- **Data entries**
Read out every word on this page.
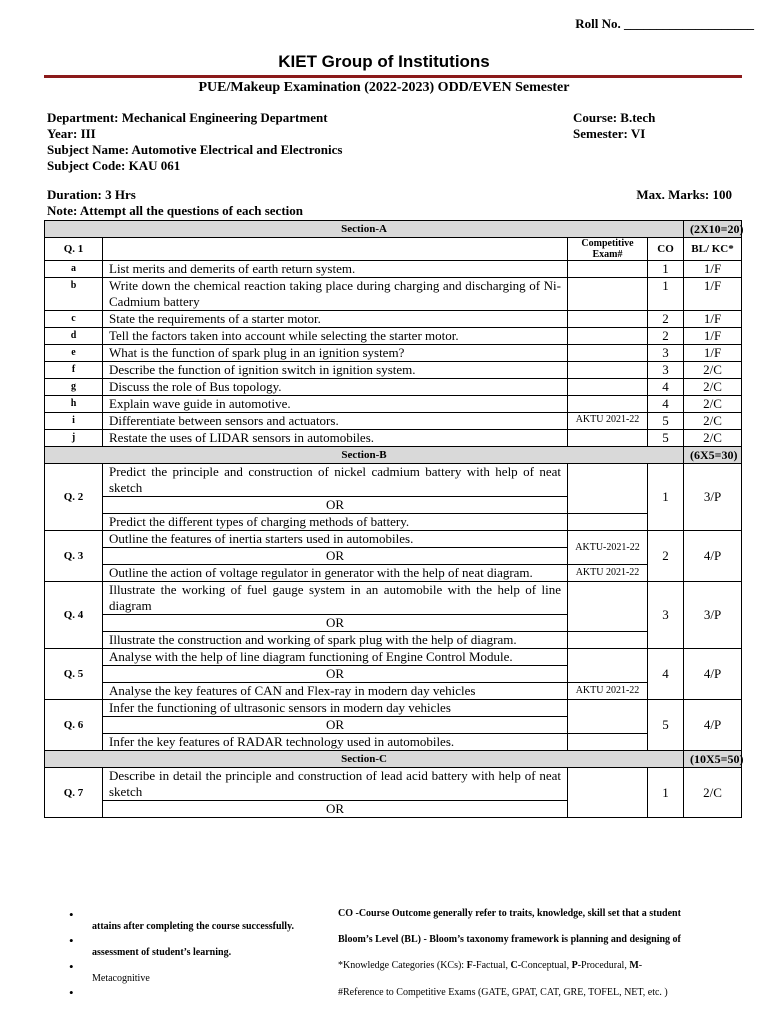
Roll No. ____________________
KIET Group of Institutions
PUE/Makeup Examination (2022-2023) ODD/EVEN Semester
Department: Mechanical Engineering Department
Year: III
Subject Name: Automotive Electrical and Electronics
Subject Code: KAU 061
Course: B.tech
Semester: VI
Duration: 3 Hrs	Max. Marks: 100
Note: Attempt all the questions of each section
Section-A				(2X10=20)
Q. 1		Competitive Exam#	CO	BL/ KC*
a	List merits and demerits of earth return system.		1	1/F
b	Write down the chemical reaction taking place during charging and discharging of Ni-Cadmium battery		1	1/F
c	State the requirements of a starter motor.		2	1/F
d	Tell the factors taken into account while selecting the starter motor.		2	1/F
e	What is the function of spark plug in an ignition system?		3	1/F
f	Describe the function of ignition switch in ignition system.		3	2/C
g	Discuss the role of Bus topology.		4	2/C
h	Explain wave guide in automotive.		4	2/C
i	Differentiate between sensors and actuators.	AKTU 2021-22	5	2/C
j	Restate the uses of LIDAR sensors in automobiles.		5	2/C
Section-B				(6X5=30)
Q. 2	Predict the principle and construction of nickel cadmium battery with help of neat sketch		1	3/P
	OR			
	Predict the different types of charging methods of battery.			
Q. 3	Outline the features of inertia starters used in automobiles.	AKTU-2021-22	2	4/P
	OR			
	Outline the action of voltage regulator in generator with the help of neat diagram.	AKTU 2021-22		
Q. 4	Illustrate the working of fuel gauge system in an automobile with the help of line diagram		3	3/P
	OR			
	Illustrate the construction and working of spark plug with the help of diagram.			
Q. 5	Analyse with the help of line diagram functioning of Engine Control Module.		4	4/P
	OR			
	Analyse the key features of CAN and Flex-ray in modern day vehicles	AKTU 2021-22		
Q. 6	Infer the functioning of ultrasonic sensors in modern day vehicles		5	4/P
	OR			
	Infer the key features of RADAR technology used in automobiles.			
Section-C				(10X5=50)
Q. 7	Describe in detail the principle and construction of lead acid battery with help of neat sketch		1	2/C
	OR			
•
•
•
•
CO -Course Outcome generally refer to traits, knowledge, skill set that a student
attains after completing the course successfully.
Bloom’s Level (BL) - Bloom’s taxonomy framework is planning and designing of
assessment of student’s learning.
*Knowledge Categories (KCs): F-Factual, C-Conceptual, P-Procedural, M-
Metacognitive
#Reference to Competitive Exams (GATE, GPAT, CAT, GRE, TOFEL, NET, etc. )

- **Exercise requirements**
Write the records out again in full, exactly, and skip every picture.

- **Solution to this problem**
Read out every word on this page.
Roll No. ____________________
KIET Group of Institutions
PUE/Makeup Examination (2022-2023) ODD/EVEN Semester
Department: Mechanical Engineering Department
Year: III
Subject Name: Automotive Electrical and Electronics
Subject Code: KAU 061
Course: B.tech
Semester: VI
Duration: 3 Hrs	Max. Marks: 100
Note: Attempt all the questions of each section
Section-A				(2X10=20)
Q. 1		Competitive Exam#	CO	BL/ KC*
a	List merits and demerits of earth return system.		1	1/F
b	Write down the chemical reaction taking place during charging and discharging of Ni-Cadmium battery		1	1/F
c	State the requirements of a starter motor.		2	1/F
d	Tell the factors taken into account while selecting the starter motor.		2	1/F
e	What is the function of spark plug in an ignition system?		3	1/F
f	Describe the function of ignition switch in ignition system.		3	2/C
g	Discuss the role of Bus topology.		4	2/C
h	Explain wave guide in automotive.		4	2/C
i	Differentiate between sensors and actuators.	AKTU 2021-22	5	2/C
j	Restate the uses of LIDAR sensors in automobiles.		5	2/C
Section-B				(6X5=30)
Q. 2	Predict the principle and construction of nickel cadmium battery with help of neat sketch		1	3/P
	OR			
	Predict the different types of charging methods of battery.			
Q. 3	Outline the features of inertia starters used in automobiles.	AKTU-2021-22	2	4/P
	OR			
	Outline the action of voltage regulator in generator with the help of neat diagram.	AKTU 2021-22		
Q. 4	Illustrate the working of fuel gauge system in an automobile with the help of line diagram		3	3/P
	OR			
	Illustrate the construction and working of spark plug with the help of diagram.			
Q. 5	Analyse with the help of line diagram functioning of Engine Control Module.		4	4/P
	OR			
	Analyse the key features of CAN and Flex-ray in modern day vehicles	AKTU 2021-22		
Q. 6	Infer the functioning of ultrasonic sensors in modern day vehicles		5	4/P
	OR			
	Infer the key features of RADAR technology used in automobiles.			
Section-C				(10X5=50)
Q. 7	Describe in detail the principle and construction of lead acid battery with help of neat sketch		1	2/C
	OR			
•
•
•
•
CO -Course Outcome generally refer to traits, knowledge, skill set that a student
attains after completing the course successfully.
Bloom’s Level (BL) - Bloom’s taxonomy framework is planning and designing of
assessment of student’s learning.
*Knowledge Categories (KCs): F-Factual, C-Conceptual, P-Procedural, M-
Metacognitive
#Reference to Competitive Exams (GATE, GPAT, CAT, GRE, TOFEL, NET, etc. )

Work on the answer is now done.